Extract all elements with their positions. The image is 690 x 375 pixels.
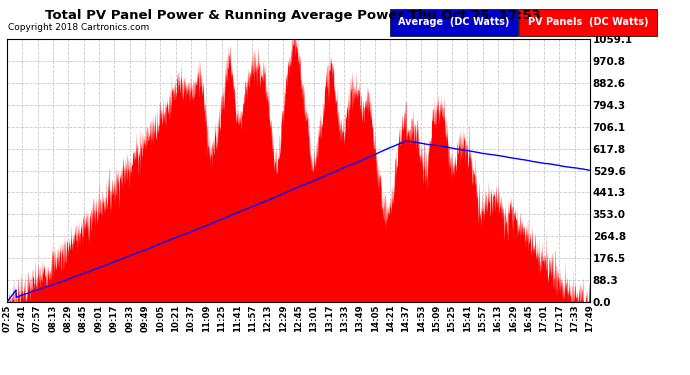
Text: PV Panels  (DC Watts): PV Panels (DC Watts) [528,17,648,27]
Text: Total PV Panel Power & Running Average Power Thu Oct 25  17:53: Total PV Panel Power & Running Average P… [46,9,541,22]
Text: Average  (DC Watts): Average (DC Watts) [398,17,510,27]
Text: Copyright 2018 Cartronics.com: Copyright 2018 Cartronics.com [8,23,150,32]
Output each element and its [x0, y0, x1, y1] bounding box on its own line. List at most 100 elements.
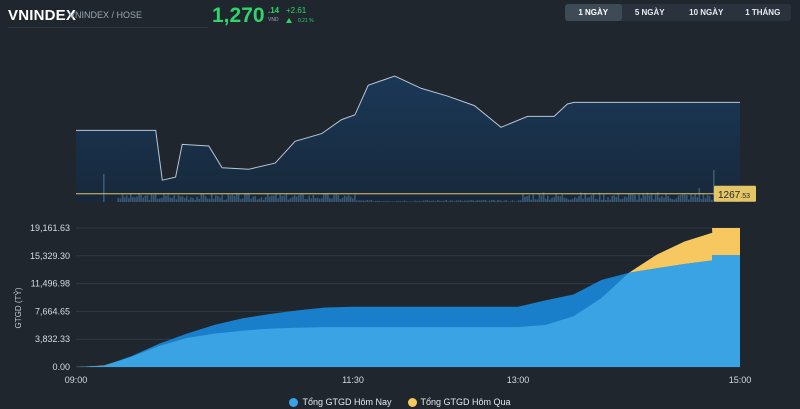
volume-bar — [173, 194, 176, 202]
volume-bar — [679, 194, 682, 202]
volume-bar — [177, 194, 180, 202]
volume-bar — [295, 196, 298, 202]
exchange-label: VNINDEX / HOSE — [69, 10, 143, 20]
volume-bar — [285, 193, 288, 202]
volume-bar — [374, 200, 377, 202]
reference-label-int: 1267 — [718, 190, 741, 201]
volume-bar — [134, 197, 136, 202]
volume-bar — [212, 198, 215, 202]
volume-bar — [210, 193, 213, 202]
volume-bar — [513, 201, 516, 202]
volume-bar — [148, 199, 151, 202]
volume-bar — [393, 201, 396, 202]
volume-bar — [408, 201, 410, 202]
volume-bar — [163, 194, 165, 202]
volume-bar — [596, 199, 599, 202]
volume-bar — [343, 195, 346, 202]
volume-bar — [534, 199, 537, 202]
volume-bar — [329, 198, 331, 202]
change-value: +2.61 — [286, 6, 307, 15]
up-triangle-icon — [286, 18, 292, 23]
legend-item-yesterday[interactable]: Tổng GTGD Hôm Qua — [407, 397, 511, 407]
volume-bar — [478, 200, 481, 202]
volume-bar — [171, 197, 173, 202]
volume-bar — [356, 200, 358, 202]
volume-bar — [208, 198, 211, 202]
volume-bar — [708, 196, 711, 202]
volume-bar — [117, 197, 120, 202]
volume-bar — [580, 192, 582, 202]
volume-bar — [545, 198, 547, 202]
volume-bar — [565, 198, 568, 202]
volume-bar — [549, 199, 551, 202]
volume-bar — [594, 198, 597, 202]
header-divider — [8, 27, 208, 28]
volume-bar — [644, 195, 647, 202]
volume-bar — [542, 192, 545, 202]
volume-bar — [694, 194, 696, 202]
volume-bar — [304, 198, 306, 202]
volume-bar — [237, 193, 240, 202]
period-tabs: 1 NGÀY 5 NGÀY 10 NGÀY 1 THÁNG — [565, 4, 791, 21]
volume-bar — [700, 199, 703, 202]
volume-bar — [381, 201, 383, 202]
volume-bar — [410, 201, 412, 202]
volume-bar — [420, 201, 423, 202]
volume-bar — [439, 200, 441, 202]
volume-bar — [312, 194, 315, 202]
volume-bar — [574, 197, 576, 202]
legend-label-yesterday: Tổng GTGD Hôm Qua — [420, 397, 511, 407]
volume-bars — [103, 170, 740, 202]
value-chart: 19,161.63 15,329.30 11,496.98 7,664.65 3,832… — [14, 223, 751, 385]
volume-bar — [491, 200, 493, 202]
volume-bar — [395, 201, 398, 202]
volume-bar — [630, 194, 632, 202]
volume-bar — [275, 193, 277, 202]
volume-bar — [314, 198, 317, 202]
volume-bar — [416, 201, 418, 202]
tab-1-day[interactable]: 1 NGÀY — [565, 4, 622, 21]
volume-bar — [235, 193, 238, 202]
volume-bar — [466, 200, 468, 202]
volume-bar — [499, 200, 501, 202]
volume-bar — [520, 200, 522, 202]
volume-bar — [121, 193, 124, 202]
volume-bar — [366, 200, 369, 202]
tab-10-days[interactable]: 10 NGÀY — [689, 8, 724, 17]
volume-bar — [252, 196, 254, 202]
volume-bar — [611, 195, 613, 202]
volume-bar — [169, 197, 171, 202]
volume-bar — [480, 200, 483, 202]
volume-bar — [310, 198, 313, 202]
volume-bar — [634, 195, 636, 202]
tab-5-days[interactable]: 5 NGÀY — [634, 8, 665, 17]
volume-bar — [219, 197, 221, 202]
volume-bar — [432, 200, 435, 202]
volume-bar — [140, 195, 142, 202]
volume-bar — [445, 200, 447, 202]
volume-bar — [530, 199, 532, 202]
volume-bar — [327, 193, 329, 202]
volume-bar — [383, 201, 385, 202]
volume-bar — [472, 200, 474, 202]
volume-bar — [345, 196, 348, 202]
tab-1-month[interactable]: 1 THÁNG — [745, 8, 781, 17]
volume-bar — [449, 200, 452, 202]
volume-bar — [293, 195, 296, 202]
volume-bar — [453, 201, 456, 202]
series-today-area — [76, 255, 740, 367]
volume-bar — [142, 197, 144, 202]
volume-bar — [430, 200, 433, 202]
volume-bar — [696, 197, 698, 202]
y-tick-labels: 19,161.63 15,329.30 11,496.98 7,664.65 3,832… — [30, 223, 70, 372]
volume-bar — [389, 201, 391, 202]
volume-bar — [156, 198, 159, 202]
volume-bar — [677, 195, 680, 202]
volume-bar — [462, 201, 464, 202]
volume-bar — [349, 196, 352, 202]
volume-bar — [223, 199, 225, 202]
legend-item-today[interactable]: Tổng GTGD Hôm Nay — [289, 397, 392, 407]
volume-bar — [239, 199, 242, 202]
volume-bar — [287, 199, 290, 202]
volume-bar — [391, 201, 393, 202]
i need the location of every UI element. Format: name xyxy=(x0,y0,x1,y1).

* * *

## Task
Recast every line of the two items above as a JSON list of strings, one string per line, with blank lines omitted. Leave the pictures out of the answer.

## Reply
[
  "Extract all elements with their positions. The image is 690 x 375 pixels.",
  "Text: PV Panels  (DC Watts): PV Panels (DC Watts) [528,17,648,27]",
  "Text: Total PV Panel Power & Running Average Power Thu Oct 25  17:53: Total PV Panel Power & Running Average P… [46,9,541,22]",
  "Text: Average  (DC Watts): Average (DC Watts) [398,17,510,27]",
  "Text: Copyright 2018 Cartronics.com: Copyright 2018 Cartronics.com [8,23,150,32]",
  "Output each element and its [x0, y0, x1, y1] bounding box on its own line. List at most 100 elements.",
  "volume-bar — [173, 194, 176, 202]",
  "volume-bar — [679, 194, 682, 202]",
  "volume-bar — [177, 194, 180, 202]",
  "volume-bar — [295, 196, 298, 202]",
  "exchange-label: VNINDEX / HOSE — [69, 10, 143, 20]",
  "volume-bar — [285, 193, 288, 202]",
  "volume-bar — [374, 200, 377, 202]",
  "reference-label-int: 1267 — [718, 190, 741, 201]",
  "volume-bar — [134, 197, 136, 202]",
  "volume-bar — [212, 198, 215, 202]",
  "volume-bar — [210, 193, 213, 202]",
  "volume-bar — [513, 201, 516, 202]",
  "volume-bar — [148, 199, 151, 202]",
  "volume-bar — [393, 201, 396, 202]",
  "volume-bar — [408, 201, 410, 202]",
  "volume-bar — [163, 194, 165, 202]",
  "volume-bar — [596, 199, 599, 202]",
  "volume-bar — [343, 195, 346, 202]",
  "volume-bar — [534, 199, 537, 202]",
  "volume-bar — [329, 198, 331, 202]",
  "change-value: +2.61 — [286, 6, 307, 15]",
  "up-triangle-icon — [286, 18, 292, 23]",
  "legend-item-yesterday[interactable]: Tổng GTGD Hôm Qua — [407, 397, 511, 407]",
  "volume-bar — [478, 200, 481, 202]",
  "volume-bar — [171, 197, 173, 202]",
  "volume-bar — [356, 200, 358, 202]",
  "volume-bar — [208, 198, 211, 202]",
  "volume-bar — [708, 196, 711, 202]",
  "volume-bar — [117, 197, 120, 202]",
  "volume-bar — [580, 192, 582, 202]",
  "volume-bar — [545, 198, 547, 202]",
  "volume-bar — [565, 198, 568, 202]",
  "volume-bar — [549, 199, 551, 202]",
  "volume-bar — [594, 198, 597, 202]",
  "header-divider — [8, 27, 208, 28]",
  "volume-bar — [644, 195, 647, 202]",
  "volume-bar — [542, 192, 545, 202]",
  "volume-bar — [694, 194, 696, 202]",
  "volume-bar — [304, 198, 306, 202]",
  "volume-bar — [237, 193, 240, 202]",
  "period-tabs: 1 NGÀY 5 NGÀY 10 NGÀY 1 THÁNG — [565, 4, 791, 21]",
  "volume-bar — [700, 199, 703, 202]",
  "volume-bar — [381, 201, 383, 202]",
  "volume-bar — [410, 201, 412, 202]",
  "volume-bar — [420, 201, 423, 202]",
  "volume-bar — [439, 200, 441, 202]",
  "volume-bar — [312, 194, 315, 202]",
  "volume-bar — [574, 197, 576, 202]",
  "legend-label-yesterday: Tổng GTGD Hôm Qua — [420, 397, 511, 407]",
  "volume-bars — [103, 170, 740, 202]",
  "value-chart: 19,161.63 15,329.30 11,496.98 7,664.65 3,832… — [14, 223, 751, 385]",
  "volume-bar — [491, 200, 493, 202]",
  "volume-bar — [395, 201, 398, 202]",
  "volume-bar — [630, 194, 632, 202]",
  "volume-bar — [275, 193, 277, 202]",
  "volume-bar — [314, 198, 317, 202]",
  "volume-bar — [416, 201, 418, 202]",
  "tab-1-day[interactable]: 1 NGÀY — [565, 4, 622, 21]",
  "volume-bar — [235, 193, 238, 202]",
  "volume-bar — [466, 200, 468, 202]",
  "volume-bar — [499, 200, 501, 202]",
  "volume-bar — [520, 200, 522, 202]",
  "volume-bar — [121, 193, 124, 202]",
  "volume-bar — [366, 200, 369, 202]",
  "tab-10-days[interactable]: 10 NGÀY — [689, 8, 724, 17]",
  "volume-bar — [252, 196, 254, 202]",
  "volume-bar — [611, 195, 613, 202]",
  "volume-bar — [169, 197, 171, 202]",
  "volume-bar — [480, 200, 483, 202]",
  "volume-bar — [310, 198, 313, 202]",
  "volume-bar — [634, 195, 636, 202]",
  "tab-5-days[interactable]: 5 NGÀY — [634, 8, 665, 17]",
  "volume-bar — [219, 197, 221, 202]",
  "volume-bar — [432, 200, 435, 202]",
  "volume-bar — [140, 195, 142, 202]",
  "volume-bar — [445, 200, 447, 202]",
  "volume-bar — [530, 199, 532, 202]",
  "volume-bar — [327, 193, 329, 202]",
  "volume-bar — [383, 201, 385, 202]",
  "volume-bar — [472, 200, 474, 202]",
  "volume-bar — [345, 196, 348, 202]",
  "tab-1-month[interactable]: 1 THÁNG — [745, 8, 781, 17]",
  "volume-bar — [449, 200, 452, 202]",
  "volume-bar — [293, 195, 296, 202]",
  "volume-bar — [453, 201, 456, 202]",
  "series-today-area — [76, 255, 740, 367]",
  "volume-bar — [142, 197, 144, 202]",
  "volume-bar — [430, 200, 433, 202]",
  "volume-bar — [696, 197, 698, 202]",
  "y-tick-labels: 19,161.63 15,329.30 11,496.98 7,664.65 3,832… — [30, 223, 70, 372]",
  "volume-bar — [389, 201, 391, 202]",
  "volume-bar — [156, 198, 159, 202]",
  "volume-bar — [677, 195, 680, 202]",
  "volume-bar — [462, 201, 464, 202]",
  "volume-bar — [349, 196, 352, 202]",
  "volume-bar — [223, 199, 225, 202]",
  "legend-item-today[interactable]: Tổng GTGD Hôm Nay — [289, 397, 392, 407]",
  "volume-bar — [239, 199, 242, 202]",
  "volume-bar — [287, 199, 290, 202]",
  "volume-bar — [391, 201, 393, 202]",
  "i need the location of every UI element. Format: name xyxy=(x0,y0,x1,y1)."
]